>> Begin RECORDS PROVIDED

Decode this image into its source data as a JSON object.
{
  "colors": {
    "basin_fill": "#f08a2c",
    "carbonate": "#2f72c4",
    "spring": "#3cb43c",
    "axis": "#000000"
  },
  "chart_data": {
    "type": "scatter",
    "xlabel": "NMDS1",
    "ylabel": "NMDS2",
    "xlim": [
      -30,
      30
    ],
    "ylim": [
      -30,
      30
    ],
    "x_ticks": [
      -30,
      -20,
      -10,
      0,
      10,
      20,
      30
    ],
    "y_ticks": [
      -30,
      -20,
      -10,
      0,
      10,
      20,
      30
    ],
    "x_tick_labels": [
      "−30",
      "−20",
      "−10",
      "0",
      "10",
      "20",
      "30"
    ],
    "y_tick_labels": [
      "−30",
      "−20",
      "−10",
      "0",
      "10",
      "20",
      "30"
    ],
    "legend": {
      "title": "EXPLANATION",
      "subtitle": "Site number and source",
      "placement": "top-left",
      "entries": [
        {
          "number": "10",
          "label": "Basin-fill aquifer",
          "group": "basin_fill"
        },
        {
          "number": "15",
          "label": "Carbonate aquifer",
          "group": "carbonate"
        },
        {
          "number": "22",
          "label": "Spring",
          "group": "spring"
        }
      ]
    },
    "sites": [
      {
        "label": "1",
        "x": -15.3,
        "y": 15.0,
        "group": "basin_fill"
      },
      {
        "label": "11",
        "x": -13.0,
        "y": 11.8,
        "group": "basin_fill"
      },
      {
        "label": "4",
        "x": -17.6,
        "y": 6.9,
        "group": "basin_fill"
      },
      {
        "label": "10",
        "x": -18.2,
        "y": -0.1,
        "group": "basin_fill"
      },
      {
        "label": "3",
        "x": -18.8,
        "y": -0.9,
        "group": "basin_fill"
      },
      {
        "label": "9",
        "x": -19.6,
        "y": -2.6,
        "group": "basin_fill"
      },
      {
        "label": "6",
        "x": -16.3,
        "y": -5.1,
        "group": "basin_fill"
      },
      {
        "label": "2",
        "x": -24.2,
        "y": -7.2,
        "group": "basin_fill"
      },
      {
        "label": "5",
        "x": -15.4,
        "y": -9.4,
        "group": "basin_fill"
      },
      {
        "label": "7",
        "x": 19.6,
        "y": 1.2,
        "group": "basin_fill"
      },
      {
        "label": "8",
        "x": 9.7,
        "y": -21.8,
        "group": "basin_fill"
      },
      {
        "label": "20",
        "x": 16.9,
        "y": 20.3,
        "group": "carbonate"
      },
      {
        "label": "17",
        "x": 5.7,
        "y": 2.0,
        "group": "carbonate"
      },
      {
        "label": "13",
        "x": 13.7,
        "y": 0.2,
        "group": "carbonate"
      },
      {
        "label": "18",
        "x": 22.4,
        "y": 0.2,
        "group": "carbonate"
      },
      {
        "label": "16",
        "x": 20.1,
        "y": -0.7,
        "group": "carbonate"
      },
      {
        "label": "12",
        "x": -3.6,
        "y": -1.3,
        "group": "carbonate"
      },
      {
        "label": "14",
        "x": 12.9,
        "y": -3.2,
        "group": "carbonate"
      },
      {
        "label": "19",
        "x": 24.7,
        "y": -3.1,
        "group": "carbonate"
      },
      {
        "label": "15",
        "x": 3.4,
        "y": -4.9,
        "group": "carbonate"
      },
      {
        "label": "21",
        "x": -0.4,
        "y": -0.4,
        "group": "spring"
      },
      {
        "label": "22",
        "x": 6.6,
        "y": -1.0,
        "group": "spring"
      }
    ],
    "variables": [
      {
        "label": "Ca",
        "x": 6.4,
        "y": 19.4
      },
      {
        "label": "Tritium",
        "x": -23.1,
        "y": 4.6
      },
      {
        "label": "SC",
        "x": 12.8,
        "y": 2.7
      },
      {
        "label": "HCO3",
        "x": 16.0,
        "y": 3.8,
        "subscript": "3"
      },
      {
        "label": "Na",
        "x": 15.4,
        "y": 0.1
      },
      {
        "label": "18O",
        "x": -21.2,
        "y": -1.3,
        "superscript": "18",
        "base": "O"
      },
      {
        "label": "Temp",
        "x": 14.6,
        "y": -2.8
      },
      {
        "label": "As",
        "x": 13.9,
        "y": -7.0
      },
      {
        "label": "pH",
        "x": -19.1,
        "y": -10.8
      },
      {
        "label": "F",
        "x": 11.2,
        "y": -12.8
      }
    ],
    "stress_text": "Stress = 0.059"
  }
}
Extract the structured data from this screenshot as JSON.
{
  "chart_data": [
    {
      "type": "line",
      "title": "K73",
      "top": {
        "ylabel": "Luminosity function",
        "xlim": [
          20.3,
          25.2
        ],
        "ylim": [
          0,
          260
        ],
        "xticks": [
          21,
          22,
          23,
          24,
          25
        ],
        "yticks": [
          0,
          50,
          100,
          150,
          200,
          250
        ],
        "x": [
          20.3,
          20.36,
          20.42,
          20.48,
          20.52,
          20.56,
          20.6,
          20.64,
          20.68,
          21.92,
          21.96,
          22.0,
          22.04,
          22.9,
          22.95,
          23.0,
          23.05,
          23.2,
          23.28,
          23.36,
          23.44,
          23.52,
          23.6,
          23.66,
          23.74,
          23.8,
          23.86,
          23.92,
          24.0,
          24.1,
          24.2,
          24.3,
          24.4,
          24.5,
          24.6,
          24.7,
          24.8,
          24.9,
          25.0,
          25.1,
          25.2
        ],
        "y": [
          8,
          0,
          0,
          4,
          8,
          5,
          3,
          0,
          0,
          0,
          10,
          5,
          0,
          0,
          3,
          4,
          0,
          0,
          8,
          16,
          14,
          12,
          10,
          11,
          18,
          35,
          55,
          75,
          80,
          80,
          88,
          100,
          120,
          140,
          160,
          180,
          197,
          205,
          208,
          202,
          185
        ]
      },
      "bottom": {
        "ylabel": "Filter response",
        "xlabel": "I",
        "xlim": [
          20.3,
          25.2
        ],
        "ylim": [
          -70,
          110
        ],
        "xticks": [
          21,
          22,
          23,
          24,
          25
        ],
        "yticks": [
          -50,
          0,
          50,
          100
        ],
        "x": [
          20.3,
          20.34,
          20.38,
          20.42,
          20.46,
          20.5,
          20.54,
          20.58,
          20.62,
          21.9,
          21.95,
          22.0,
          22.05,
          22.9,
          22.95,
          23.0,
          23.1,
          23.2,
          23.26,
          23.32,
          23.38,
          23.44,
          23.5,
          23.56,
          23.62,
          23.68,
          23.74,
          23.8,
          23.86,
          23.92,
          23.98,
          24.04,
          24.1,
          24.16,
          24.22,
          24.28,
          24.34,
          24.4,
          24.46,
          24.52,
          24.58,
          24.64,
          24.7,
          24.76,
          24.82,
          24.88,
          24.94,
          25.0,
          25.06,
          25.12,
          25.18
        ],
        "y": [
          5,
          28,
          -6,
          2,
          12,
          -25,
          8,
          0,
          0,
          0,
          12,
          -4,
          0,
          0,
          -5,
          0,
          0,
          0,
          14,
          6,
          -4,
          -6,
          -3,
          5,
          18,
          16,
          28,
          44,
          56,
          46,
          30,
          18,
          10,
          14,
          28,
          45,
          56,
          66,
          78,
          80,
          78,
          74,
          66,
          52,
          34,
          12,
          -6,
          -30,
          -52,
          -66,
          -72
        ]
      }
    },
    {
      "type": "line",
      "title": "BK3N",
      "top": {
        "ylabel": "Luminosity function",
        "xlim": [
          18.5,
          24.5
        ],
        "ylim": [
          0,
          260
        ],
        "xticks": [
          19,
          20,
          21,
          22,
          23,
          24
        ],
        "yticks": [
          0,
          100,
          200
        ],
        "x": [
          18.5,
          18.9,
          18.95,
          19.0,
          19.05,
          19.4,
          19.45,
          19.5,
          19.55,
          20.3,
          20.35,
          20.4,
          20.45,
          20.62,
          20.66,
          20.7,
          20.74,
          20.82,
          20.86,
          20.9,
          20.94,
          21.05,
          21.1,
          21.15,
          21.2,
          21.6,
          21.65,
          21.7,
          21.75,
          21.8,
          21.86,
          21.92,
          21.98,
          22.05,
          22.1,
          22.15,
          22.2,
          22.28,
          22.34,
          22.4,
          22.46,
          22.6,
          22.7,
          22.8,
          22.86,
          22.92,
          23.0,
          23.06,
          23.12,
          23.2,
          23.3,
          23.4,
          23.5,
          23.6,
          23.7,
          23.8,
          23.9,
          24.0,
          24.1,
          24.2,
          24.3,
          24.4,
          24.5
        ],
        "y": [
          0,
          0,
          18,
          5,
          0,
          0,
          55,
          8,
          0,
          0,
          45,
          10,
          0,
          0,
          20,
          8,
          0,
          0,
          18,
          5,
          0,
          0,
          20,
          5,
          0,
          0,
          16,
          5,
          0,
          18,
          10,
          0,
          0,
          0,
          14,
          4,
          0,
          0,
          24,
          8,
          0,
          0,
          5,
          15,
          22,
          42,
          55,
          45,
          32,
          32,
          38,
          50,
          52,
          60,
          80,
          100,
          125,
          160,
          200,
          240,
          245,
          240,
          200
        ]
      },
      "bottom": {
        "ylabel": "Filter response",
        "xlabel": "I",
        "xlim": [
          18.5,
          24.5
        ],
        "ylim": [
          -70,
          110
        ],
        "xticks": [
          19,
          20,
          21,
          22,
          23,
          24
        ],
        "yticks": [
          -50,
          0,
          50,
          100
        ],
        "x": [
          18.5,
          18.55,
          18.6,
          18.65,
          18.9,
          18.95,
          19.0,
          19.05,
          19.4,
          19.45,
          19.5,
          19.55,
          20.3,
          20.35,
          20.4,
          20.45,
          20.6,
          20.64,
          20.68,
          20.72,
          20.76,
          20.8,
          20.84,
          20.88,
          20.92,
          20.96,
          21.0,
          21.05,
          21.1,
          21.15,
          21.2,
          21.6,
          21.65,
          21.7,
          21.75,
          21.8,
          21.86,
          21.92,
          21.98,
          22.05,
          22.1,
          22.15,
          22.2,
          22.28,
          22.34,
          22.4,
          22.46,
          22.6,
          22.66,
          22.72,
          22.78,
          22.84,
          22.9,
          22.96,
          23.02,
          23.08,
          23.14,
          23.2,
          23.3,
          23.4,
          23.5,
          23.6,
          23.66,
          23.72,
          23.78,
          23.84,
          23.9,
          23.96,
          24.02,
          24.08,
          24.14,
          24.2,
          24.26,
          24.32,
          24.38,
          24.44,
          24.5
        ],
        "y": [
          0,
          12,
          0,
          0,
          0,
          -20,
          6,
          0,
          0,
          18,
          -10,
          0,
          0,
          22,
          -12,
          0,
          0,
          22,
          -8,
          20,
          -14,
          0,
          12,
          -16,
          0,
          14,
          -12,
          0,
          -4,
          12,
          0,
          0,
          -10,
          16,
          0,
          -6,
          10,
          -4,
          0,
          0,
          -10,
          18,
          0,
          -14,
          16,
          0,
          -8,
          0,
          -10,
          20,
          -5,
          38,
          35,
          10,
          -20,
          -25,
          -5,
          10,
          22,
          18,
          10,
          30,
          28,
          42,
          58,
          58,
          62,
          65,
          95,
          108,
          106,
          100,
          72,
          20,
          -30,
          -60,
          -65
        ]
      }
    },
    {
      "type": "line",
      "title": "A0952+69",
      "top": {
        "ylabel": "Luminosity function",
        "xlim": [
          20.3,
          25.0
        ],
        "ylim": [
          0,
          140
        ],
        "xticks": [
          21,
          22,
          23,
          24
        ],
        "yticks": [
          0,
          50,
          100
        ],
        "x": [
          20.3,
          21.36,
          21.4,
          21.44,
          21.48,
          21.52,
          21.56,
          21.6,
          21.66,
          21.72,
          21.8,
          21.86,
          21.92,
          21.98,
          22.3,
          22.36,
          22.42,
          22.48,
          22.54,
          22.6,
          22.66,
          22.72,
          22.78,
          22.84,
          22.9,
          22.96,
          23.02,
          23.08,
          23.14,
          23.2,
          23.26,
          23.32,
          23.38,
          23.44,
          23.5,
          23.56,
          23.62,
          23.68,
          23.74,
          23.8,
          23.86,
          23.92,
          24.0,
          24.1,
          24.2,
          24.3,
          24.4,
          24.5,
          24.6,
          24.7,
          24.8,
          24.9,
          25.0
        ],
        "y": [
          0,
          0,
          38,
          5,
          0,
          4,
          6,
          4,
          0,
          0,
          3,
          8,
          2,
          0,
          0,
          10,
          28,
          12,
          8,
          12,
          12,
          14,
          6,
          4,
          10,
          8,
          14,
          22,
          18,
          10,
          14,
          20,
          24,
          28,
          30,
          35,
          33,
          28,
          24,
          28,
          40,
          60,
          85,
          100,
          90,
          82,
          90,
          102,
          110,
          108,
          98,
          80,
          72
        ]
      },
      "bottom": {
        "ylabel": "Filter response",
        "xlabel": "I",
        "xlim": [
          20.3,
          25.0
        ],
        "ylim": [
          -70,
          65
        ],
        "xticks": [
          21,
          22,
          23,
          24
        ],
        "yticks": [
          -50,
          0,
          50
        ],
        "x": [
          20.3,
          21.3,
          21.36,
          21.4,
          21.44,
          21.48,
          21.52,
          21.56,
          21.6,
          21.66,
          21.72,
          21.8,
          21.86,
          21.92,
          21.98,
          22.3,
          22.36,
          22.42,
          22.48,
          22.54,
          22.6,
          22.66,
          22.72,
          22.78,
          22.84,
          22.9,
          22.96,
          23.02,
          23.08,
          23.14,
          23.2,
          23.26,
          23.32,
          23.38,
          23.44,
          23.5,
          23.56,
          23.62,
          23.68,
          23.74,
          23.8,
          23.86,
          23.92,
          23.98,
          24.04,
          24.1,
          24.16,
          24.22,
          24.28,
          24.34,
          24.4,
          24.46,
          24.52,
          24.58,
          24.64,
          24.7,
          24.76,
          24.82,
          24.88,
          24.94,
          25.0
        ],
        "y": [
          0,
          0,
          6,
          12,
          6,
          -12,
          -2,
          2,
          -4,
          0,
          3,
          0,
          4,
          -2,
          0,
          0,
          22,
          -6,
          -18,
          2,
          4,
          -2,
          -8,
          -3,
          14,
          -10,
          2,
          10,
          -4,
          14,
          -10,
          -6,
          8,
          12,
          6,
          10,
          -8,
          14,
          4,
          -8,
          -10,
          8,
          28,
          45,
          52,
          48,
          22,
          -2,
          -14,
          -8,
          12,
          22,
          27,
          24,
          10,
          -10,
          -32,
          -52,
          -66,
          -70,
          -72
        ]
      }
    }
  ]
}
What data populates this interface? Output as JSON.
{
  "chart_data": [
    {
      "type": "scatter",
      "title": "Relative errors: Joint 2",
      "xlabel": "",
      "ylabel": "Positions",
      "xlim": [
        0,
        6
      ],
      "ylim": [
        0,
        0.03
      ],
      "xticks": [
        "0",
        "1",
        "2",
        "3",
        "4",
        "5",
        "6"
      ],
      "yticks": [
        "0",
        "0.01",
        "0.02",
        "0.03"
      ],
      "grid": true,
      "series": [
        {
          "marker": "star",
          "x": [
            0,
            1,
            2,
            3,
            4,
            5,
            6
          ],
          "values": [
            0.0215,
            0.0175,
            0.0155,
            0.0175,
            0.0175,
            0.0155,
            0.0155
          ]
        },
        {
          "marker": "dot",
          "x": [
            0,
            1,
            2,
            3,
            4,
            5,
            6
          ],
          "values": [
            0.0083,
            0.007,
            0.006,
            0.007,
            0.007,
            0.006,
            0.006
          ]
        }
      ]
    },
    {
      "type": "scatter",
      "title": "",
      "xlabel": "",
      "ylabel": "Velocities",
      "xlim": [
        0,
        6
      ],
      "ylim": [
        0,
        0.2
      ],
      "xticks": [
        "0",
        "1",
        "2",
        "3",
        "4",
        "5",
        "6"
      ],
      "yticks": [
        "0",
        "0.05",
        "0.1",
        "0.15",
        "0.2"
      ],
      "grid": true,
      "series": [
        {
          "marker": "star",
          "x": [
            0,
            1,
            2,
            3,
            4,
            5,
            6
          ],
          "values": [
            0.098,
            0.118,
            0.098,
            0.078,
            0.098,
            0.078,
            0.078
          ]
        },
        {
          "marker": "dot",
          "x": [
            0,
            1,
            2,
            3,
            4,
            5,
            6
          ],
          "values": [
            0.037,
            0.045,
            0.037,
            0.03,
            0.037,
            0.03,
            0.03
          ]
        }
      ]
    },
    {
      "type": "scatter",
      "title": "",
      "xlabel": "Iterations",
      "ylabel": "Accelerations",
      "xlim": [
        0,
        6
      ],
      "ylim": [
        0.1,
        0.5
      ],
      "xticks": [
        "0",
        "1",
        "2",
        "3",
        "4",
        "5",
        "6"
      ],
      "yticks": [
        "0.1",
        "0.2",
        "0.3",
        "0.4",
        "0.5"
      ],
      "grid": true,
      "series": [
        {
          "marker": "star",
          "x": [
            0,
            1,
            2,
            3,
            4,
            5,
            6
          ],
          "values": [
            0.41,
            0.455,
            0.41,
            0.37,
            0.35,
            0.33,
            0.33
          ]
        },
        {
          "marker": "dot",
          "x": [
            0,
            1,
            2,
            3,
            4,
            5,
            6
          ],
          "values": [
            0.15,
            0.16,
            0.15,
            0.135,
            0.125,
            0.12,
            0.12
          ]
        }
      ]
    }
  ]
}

>> End RECORDS PROVIDED

* _SHORT EXERCISE_: For this exercise, gather every line of the data that contains the word "source".

* _SOLUTION TO THIS TASK_:
Decode this image into its source data as a JSON object.
      "subtitle": "Site number and source",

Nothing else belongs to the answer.